■ **Request**
Do any lines in the data below contain "지방광역시"? If so, copy every one of them.

■ **Dataset**
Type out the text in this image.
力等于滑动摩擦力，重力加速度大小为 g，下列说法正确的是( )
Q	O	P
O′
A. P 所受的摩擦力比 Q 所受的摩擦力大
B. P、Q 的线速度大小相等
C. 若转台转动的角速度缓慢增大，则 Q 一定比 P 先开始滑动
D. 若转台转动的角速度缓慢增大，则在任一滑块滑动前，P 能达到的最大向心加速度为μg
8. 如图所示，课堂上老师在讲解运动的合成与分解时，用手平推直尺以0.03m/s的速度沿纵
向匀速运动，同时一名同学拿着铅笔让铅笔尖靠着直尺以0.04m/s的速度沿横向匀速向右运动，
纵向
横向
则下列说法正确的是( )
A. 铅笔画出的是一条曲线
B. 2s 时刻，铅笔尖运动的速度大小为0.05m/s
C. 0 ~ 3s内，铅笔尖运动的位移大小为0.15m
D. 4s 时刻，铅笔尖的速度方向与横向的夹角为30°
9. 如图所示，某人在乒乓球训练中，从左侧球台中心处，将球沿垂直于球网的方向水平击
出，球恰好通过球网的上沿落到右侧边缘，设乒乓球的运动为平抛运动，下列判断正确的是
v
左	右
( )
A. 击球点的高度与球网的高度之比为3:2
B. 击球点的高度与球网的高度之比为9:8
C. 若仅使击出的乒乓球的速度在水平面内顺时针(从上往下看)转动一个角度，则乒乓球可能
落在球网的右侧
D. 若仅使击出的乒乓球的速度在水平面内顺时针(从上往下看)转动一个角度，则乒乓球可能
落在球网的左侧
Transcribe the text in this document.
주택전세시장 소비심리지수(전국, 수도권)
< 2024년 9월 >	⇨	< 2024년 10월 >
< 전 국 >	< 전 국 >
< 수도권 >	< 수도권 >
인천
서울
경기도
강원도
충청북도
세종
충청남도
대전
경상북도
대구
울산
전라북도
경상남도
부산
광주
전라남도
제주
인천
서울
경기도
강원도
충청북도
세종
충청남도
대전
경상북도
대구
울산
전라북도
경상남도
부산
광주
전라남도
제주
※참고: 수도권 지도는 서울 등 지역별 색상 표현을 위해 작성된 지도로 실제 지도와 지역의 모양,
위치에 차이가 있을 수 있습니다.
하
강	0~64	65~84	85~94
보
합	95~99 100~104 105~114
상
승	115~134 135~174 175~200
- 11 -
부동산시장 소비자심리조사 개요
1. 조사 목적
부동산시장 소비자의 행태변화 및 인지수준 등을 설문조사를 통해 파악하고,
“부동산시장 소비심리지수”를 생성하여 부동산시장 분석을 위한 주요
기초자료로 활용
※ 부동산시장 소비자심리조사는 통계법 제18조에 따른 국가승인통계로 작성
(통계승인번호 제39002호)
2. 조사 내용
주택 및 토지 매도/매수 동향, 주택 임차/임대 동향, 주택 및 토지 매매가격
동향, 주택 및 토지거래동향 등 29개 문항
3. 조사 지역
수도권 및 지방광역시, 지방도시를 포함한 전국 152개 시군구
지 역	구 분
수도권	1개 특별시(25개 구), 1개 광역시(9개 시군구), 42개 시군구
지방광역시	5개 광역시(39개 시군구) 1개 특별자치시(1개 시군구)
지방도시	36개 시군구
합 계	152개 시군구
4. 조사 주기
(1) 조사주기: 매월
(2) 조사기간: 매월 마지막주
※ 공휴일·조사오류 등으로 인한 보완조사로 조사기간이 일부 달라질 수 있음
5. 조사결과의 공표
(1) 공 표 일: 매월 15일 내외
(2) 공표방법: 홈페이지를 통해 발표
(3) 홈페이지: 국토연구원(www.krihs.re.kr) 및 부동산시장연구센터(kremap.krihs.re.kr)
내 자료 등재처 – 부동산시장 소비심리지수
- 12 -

■ **Result for this exercise**
수도권 및 지방광역시, 지방도시를 포함한 전국 152개 시군구
지방광역시	5개 광역시(39개 시군구) 1개 특별자치시(1개 시군구)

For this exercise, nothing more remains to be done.